==== Excerpted records

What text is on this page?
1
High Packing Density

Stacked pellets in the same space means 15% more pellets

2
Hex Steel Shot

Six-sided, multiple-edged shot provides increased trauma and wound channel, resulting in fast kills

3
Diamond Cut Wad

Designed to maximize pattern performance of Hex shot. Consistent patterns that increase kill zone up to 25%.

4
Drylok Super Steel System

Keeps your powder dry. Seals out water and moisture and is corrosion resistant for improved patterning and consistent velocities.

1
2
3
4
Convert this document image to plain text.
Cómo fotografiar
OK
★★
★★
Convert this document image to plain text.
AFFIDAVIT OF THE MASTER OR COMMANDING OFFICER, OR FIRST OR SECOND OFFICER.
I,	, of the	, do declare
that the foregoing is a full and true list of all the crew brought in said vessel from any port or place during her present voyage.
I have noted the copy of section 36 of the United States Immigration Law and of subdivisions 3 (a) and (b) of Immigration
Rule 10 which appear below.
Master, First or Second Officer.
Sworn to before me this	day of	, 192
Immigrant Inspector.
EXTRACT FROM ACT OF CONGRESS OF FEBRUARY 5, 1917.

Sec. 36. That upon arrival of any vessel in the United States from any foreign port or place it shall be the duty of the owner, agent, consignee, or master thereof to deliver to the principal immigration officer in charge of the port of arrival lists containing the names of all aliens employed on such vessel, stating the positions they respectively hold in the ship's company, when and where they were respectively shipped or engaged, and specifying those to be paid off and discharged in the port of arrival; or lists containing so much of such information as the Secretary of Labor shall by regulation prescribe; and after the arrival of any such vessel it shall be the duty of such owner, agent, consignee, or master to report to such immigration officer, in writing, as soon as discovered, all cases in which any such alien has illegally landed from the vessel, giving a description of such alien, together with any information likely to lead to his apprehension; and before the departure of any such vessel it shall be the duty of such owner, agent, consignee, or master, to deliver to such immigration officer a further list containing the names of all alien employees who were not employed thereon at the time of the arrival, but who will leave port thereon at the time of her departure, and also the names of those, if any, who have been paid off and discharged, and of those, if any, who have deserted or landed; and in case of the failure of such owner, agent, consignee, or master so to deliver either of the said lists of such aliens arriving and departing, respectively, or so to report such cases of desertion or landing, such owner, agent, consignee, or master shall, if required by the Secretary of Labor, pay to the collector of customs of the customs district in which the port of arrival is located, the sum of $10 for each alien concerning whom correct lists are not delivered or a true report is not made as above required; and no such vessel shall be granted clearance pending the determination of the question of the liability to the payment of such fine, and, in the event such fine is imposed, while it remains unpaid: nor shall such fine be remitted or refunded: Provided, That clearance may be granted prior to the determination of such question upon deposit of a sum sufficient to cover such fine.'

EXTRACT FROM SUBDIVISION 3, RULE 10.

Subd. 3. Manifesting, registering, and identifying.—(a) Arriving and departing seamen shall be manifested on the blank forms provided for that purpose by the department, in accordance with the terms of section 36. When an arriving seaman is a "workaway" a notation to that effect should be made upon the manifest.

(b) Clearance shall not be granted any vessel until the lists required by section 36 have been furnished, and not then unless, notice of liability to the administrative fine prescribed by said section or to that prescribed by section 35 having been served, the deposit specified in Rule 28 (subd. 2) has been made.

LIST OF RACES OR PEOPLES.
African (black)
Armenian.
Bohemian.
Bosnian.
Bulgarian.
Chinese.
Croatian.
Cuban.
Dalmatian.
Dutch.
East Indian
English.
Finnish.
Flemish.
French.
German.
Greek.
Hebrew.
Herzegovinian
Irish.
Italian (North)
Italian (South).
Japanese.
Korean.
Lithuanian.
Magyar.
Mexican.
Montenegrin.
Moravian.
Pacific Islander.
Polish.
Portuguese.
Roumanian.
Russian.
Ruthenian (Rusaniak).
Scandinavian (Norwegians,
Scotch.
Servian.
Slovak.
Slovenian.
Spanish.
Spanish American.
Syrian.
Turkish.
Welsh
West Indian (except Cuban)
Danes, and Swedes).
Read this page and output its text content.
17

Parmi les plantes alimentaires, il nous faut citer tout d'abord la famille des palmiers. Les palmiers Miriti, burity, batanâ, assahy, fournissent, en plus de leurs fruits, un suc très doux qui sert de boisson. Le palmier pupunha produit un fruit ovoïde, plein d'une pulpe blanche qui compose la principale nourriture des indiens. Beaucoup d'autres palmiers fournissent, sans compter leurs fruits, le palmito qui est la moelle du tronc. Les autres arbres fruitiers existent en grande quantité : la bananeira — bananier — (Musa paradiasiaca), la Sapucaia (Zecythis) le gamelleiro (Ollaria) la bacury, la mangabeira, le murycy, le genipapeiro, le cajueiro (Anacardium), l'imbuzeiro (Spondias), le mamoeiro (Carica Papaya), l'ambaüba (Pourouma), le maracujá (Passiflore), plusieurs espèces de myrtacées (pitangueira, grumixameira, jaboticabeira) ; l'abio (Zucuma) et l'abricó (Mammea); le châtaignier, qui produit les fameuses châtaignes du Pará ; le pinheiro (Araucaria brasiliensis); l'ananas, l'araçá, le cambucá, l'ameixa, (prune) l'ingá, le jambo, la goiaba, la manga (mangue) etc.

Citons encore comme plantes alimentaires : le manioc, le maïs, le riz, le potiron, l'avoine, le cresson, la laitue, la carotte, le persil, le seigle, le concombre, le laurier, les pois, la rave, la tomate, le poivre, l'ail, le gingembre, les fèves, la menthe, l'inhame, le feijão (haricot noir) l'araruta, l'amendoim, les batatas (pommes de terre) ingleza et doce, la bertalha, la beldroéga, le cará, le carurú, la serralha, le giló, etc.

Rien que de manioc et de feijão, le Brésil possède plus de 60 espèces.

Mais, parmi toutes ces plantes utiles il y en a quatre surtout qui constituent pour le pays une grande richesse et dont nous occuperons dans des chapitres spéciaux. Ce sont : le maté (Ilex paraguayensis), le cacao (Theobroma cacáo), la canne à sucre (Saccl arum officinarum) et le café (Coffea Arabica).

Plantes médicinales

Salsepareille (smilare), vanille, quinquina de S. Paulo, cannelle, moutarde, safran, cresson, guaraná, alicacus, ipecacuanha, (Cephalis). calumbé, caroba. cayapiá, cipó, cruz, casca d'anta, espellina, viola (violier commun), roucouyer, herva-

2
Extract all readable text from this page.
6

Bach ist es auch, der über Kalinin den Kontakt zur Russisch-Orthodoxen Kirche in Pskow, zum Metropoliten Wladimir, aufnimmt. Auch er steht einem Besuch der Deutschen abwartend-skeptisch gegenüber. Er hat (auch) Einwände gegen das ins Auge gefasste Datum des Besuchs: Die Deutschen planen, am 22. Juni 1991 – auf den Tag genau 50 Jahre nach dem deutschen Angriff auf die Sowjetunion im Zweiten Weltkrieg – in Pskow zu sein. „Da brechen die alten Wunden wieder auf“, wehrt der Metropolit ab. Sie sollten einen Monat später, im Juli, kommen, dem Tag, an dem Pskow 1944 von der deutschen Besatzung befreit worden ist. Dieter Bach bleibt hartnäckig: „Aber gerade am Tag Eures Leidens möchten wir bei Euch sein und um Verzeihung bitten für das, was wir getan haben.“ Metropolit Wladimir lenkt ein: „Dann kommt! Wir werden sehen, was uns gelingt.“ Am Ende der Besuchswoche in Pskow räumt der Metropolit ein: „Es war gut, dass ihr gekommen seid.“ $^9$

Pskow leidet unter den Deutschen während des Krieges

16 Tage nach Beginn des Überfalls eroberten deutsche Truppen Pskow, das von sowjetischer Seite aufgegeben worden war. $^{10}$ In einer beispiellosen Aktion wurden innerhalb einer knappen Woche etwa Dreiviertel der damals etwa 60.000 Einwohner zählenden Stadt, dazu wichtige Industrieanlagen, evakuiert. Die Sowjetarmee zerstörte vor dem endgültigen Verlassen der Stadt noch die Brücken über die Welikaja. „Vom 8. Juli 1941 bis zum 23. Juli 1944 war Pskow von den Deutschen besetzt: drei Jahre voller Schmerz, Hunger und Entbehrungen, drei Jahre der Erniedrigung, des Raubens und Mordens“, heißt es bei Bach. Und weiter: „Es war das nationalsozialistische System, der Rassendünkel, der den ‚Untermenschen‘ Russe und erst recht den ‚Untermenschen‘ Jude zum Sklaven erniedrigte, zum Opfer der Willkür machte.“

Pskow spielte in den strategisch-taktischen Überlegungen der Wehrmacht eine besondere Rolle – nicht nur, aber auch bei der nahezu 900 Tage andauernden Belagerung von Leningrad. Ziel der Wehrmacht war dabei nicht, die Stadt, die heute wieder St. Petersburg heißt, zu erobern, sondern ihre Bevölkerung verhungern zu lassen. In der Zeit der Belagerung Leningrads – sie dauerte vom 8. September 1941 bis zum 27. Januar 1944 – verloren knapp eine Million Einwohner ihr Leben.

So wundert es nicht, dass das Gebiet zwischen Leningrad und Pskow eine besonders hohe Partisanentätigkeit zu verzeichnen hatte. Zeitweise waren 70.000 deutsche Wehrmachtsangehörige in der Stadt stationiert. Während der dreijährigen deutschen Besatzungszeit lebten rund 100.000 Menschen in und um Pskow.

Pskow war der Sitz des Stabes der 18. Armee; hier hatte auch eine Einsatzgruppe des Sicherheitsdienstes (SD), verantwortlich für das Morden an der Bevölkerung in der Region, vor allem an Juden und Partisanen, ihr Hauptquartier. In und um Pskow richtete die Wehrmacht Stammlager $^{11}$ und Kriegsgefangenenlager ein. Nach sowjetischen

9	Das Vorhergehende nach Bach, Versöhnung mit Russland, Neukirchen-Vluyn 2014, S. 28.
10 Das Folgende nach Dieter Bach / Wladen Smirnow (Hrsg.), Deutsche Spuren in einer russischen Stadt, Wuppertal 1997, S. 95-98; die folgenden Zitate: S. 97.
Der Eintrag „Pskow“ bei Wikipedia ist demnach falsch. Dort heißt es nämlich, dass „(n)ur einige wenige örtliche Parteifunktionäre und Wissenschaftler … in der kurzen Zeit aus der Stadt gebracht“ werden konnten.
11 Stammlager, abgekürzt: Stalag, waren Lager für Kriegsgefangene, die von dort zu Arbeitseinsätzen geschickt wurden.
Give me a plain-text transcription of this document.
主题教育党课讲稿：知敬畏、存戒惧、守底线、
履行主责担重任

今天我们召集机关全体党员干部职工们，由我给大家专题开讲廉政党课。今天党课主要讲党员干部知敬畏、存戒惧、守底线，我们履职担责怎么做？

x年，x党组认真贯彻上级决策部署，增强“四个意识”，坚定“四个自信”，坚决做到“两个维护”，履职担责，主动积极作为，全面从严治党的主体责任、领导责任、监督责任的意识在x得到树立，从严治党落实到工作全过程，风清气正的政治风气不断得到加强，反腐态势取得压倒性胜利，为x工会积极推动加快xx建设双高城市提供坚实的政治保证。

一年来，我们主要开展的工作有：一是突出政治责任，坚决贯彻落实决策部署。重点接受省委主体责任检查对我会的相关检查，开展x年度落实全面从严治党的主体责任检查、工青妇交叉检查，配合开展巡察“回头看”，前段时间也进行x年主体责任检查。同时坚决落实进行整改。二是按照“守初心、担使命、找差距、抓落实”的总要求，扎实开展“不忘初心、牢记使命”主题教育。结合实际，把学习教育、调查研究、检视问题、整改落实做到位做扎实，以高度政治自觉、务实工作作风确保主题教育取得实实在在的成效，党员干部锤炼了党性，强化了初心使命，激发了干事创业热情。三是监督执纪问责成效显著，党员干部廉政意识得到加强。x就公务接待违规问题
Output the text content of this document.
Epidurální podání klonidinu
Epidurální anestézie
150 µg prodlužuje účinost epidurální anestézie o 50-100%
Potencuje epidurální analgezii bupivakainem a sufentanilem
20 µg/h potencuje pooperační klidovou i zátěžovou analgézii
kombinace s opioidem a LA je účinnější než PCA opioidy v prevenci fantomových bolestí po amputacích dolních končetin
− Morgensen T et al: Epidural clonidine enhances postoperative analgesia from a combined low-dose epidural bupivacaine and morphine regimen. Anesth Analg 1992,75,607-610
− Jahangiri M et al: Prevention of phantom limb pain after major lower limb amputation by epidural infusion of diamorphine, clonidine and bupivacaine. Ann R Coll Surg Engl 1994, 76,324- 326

========

• [Short problem]: From the entries above, extract every line where the word "anestézie" appears.

• [Solution to this problem]:
Epidurální anestézie
150 µg prodlužuje účinost epidurální anestézie o 50-100%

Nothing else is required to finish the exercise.